= Prompt =
From the entries below, gather every line containing the string "color".

= Exercise inputs =
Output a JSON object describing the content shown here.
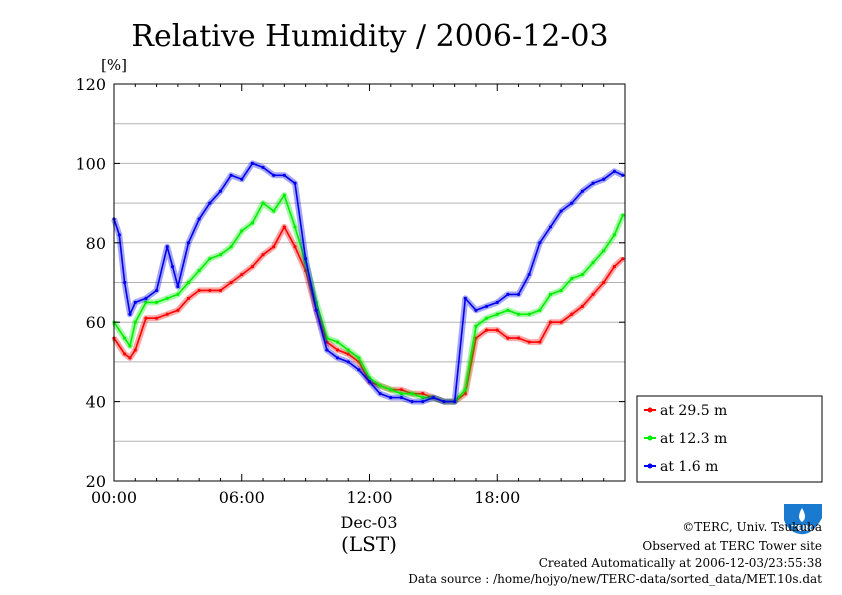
{
  "chart_data": {
    "type": "line",
    "title": "Relative Humidity / 2006-12-03",
    "ylabel": "[%]",
    "xlabel_date": "Dec-03",
    "xlabel_tz": "(LST)",
    "ylim": [
      20,
      120
    ],
    "y_ticks": [
      20,
      40,
      60,
      80,
      100,
      120
    ],
    "xlim_hours": [
      0,
      24
    ],
    "x_ticks": [
      {
        "hour": 0,
        "label": "00:00"
      },
      {
        "hour": 6,
        "label": "06:00"
      },
      {
        "hour": 12,
        "label": "12:00"
      },
      {
        "hour": 18,
        "label": "18:00"
      }
    ],
    "grid": true,
    "legend_placement": "right",
    "series": [
      {
        "name": "at 29.5 m",
        "color": "#ff0000",
        "x": [
          0,
          0.5,
          0.75,
          1,
          1.5,
          2,
          2.5,
          3,
          3.5,
          4,
          4.5,
          5,
          5.5,
          6,
          6.5,
          7,
          7.5,
          8,
          8.5,
          9,
          9.5,
          10,
          10.5,
          11,
          11.5,
          12,
          12.5,
          13,
          13.5,
          14,
          14.5,
          15,
          15.5,
          16,
          16.5,
          17,
          17.5,
          18,
          18.5,
          19,
          19.5,
          20,
          20.5,
          21,
          21.5,
          22,
          22.5,
          23,
          23.5,
          23.9
        ],
        "values": [
          56,
          52,
          51,
          53,
          61,
          61,
          62,
          63,
          66,
          68,
          68,
          68,
          70,
          72,
          74,
          77,
          79,
          84,
          79,
          73,
          63,
          55,
          53,
          52,
          50,
          45,
          44,
          43,
          43,
          42,
          42,
          41,
          40,
          40,
          42,
          56,
          58,
          58,
          56,
          56,
          55,
          55,
          60,
          60,
          62,
          64,
          67,
          70,
          74,
          76
        ]
      },
      {
        "name": "at 12.3 m",
        "color": "#00ee00",
        "x": [
          0,
          0.5,
          0.75,
          1,
          1.5,
          2,
          2.5,
          3,
          3.5,
          4,
          4.5,
          5,
          5.5,
          6,
          6.5,
          7,
          7.5,
          8,
          8.5,
          9,
          9.5,
          10,
          10.5,
          11,
          11.5,
          12,
          12.5,
          13,
          13.5,
          14,
          14.5,
          15,
          15.5,
          16,
          16.5,
          17,
          17.5,
          18,
          18.5,
          19,
          19.5,
          20,
          20.5,
          21,
          21.5,
          22,
          22.5,
          23,
          23.5,
          23.9
        ],
        "values": [
          60,
          56,
          54,
          60,
          65,
          65,
          66,
          67,
          70,
          73,
          76,
          77,
          79,
          83,
          85,
          90,
          88,
          92,
          84,
          75,
          65,
          56,
          55,
          53,
          51,
          46,
          44,
          43,
          42,
          42,
          41,
          41,
          40,
          40,
          43,
          59,
          61,
          62,
          63,
          62,
          62,
          63,
          67,
          68,
          71,
          72,
          75,
          78,
          82,
          87
        ]
      },
      {
        "name": "at 1.6 m",
        "color": "#0000ee",
        "x": [
          0,
          0.25,
          0.5,
          0.75,
          1,
          1.5,
          2,
          2.5,
          2.75,
          3,
          3.5,
          4,
          4.5,
          5,
          5.5,
          6,
          6.5,
          7,
          7.5,
          8,
          8.5,
          9,
          9.5,
          10,
          10.5,
          11,
          11.5,
          12,
          12.5,
          13,
          13.5,
          14,
          14.5,
          15,
          15.5,
          16,
          16.5,
          17,
          17.5,
          18,
          18.5,
          19,
          19.5,
          20,
          20.5,
          21,
          21.5,
          22,
          22.5,
          23,
          23.5,
          23.9
        ],
        "values": [
          86,
          82,
          70,
          62,
          65,
          66,
          68,
          79,
          74,
          69,
          80,
          86,
          90,
          93,
          97,
          96,
          100,
          99,
          97,
          97,
          95,
          76,
          63,
          53,
          51,
          50,
          48,
          45,
          42,
          41,
          41,
          40,
          40,
          41,
          40,
          40,
          66,
          63,
          64,
          65,
          67,
          67,
          72,
          80,
          84,
          88,
          90,
          93,
          95,
          96,
          98,
          97
        ]
      }
    ]
  },
  "footer": {
    "copyright": "©TERC, Univ. Tsukuba",
    "site": "Observed at TERC Tower site",
    "created": "Created Automatically at 2006-12-03/23:55:38",
    "source": "Data source : /home/hojyo/new/TERC-data/sorted_data/MET.10s.dat"
  },
  "logo": {
    "text": "TERC",
    "color": "#1a7ad0"
  }
}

= Full answer =
        "color": "#ff0000",
        "color": "#00ee00",
        "color": "#0000ee",
    "color": "#1a7ad0"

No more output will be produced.